Extracted entries »
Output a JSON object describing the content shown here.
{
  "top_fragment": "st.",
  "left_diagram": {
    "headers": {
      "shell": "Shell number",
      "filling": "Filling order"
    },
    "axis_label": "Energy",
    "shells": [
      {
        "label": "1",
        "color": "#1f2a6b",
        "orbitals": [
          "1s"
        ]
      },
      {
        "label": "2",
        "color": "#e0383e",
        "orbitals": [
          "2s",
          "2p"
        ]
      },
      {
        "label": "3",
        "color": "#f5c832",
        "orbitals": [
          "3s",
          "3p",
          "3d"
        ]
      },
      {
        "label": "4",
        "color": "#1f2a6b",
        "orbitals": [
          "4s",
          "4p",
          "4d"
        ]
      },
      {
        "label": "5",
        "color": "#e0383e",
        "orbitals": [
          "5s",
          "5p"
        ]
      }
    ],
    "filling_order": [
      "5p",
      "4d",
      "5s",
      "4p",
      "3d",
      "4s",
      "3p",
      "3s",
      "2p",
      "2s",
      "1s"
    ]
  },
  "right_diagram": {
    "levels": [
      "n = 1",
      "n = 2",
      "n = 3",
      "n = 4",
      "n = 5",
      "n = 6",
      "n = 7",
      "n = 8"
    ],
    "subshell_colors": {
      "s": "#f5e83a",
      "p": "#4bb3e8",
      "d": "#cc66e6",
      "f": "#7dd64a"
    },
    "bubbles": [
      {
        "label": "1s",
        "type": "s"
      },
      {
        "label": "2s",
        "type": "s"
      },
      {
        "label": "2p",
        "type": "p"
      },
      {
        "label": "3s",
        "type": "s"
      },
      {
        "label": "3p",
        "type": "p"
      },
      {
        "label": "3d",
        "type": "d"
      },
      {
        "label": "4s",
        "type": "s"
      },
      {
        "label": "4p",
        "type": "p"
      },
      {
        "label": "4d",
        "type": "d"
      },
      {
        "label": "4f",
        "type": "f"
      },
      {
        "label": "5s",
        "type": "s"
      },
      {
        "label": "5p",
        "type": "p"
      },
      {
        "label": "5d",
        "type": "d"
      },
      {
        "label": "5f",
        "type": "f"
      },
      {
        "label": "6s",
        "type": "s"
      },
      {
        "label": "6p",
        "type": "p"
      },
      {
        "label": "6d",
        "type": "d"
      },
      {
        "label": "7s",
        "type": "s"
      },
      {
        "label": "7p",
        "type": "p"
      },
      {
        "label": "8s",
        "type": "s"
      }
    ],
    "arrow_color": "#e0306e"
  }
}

Goal of the exercise » Make an exact copy of all the data.

Result for this task »
Output a JSON object describing the content shown here.
{
  "top_fragment": "st.",
  "left_diagram": {
    "headers": {
      "shell": "Shell number",
      "filling": "Filling order"
    },
    "axis_label": "Energy",
    "shells": [
      {
        "label": "1",
        "color": "#1f2a6b",
        "orbitals": [
          "1s"
        ]
      },
      {
        "label": "2",
        "color": "#e0383e",
        "orbitals": [
          "2s",
          "2p"
        ]
      },
      {
        "label": "3",
        "color": "#f5c832",
        "orbitals": [
          "3s",
          "3p",
          "3d"
        ]
      },
      {
        "label": "4",
        "color": "#1f2a6b",
        "orbitals": [
          "4s",
          "4p",
          "4d"
        ]
      },
      {
        "label": "5",
        "color": "#e0383e",
        "orbitals": [
          "5s",
          "5p"
        ]
      }
    ],
    "filling_order": [
      "5p",
      "4d",
      "5s",
      "4p",
      "3d",
      "4s",
      "3p",
      "3s",
      "2p",
      "2s",
      "1s"
    ]
  },
  "right_diagram": {
    "levels": [
      "n = 1",
      "n = 2",
      "n = 3",
      "n = 4",
      "n = 5",
      "n = 6",
      "n = 7",
      "n = 8"
    ],
    "subshell_colors": {
      "s": "#f5e83a",
      "p": "#4bb3e8",
      "d": "#cc66e6",
      "f": "#7dd64a"
    },
    "bubbles": [
      {
        "label": "1s",
        "type": "s"
      },
      {
        "label": "2s",
        "type": "s"
      },
      {
        "label": "2p",
        "type": "p"
      },
      {
        "label": "3s",
        "type": "s"
      },
      {
        "label": "3p",
        "type": "p"
      },
      {
        "label": "3d",
        "type": "d"
      },
      {
        "label": "4s",
        "type": "s"
      },
      {
        "label": "4p",
        "type": "p"
      },
      {
        "label": "4d",
        "type": "d"
      },
      {
        "label": "4f",
        "type": "f"
      },
      {
        "label": "5s",
        "type": "s"
      },
      {
        "label": "5p",
        "type": "p"
      },
      {
        "label": "5d",
        "type": "d"
      },
      {
        "label": "5f",
        "type": "f"
      },
      {
        "label": "6s",
        "type": "s"
      },
      {
        "label": "6p",
        "type": "p"
      },
      {
        "label": "6d",
        "type": "d"
      },
      {
        "label": "7s",
        "type": "s"
      },
      {
        "label": "7p",
        "type": "p"
      },
      {
        "label": "8s",
        "type": "s"
      }
    ],
    "arrow_color": "#e0306e"
  }
}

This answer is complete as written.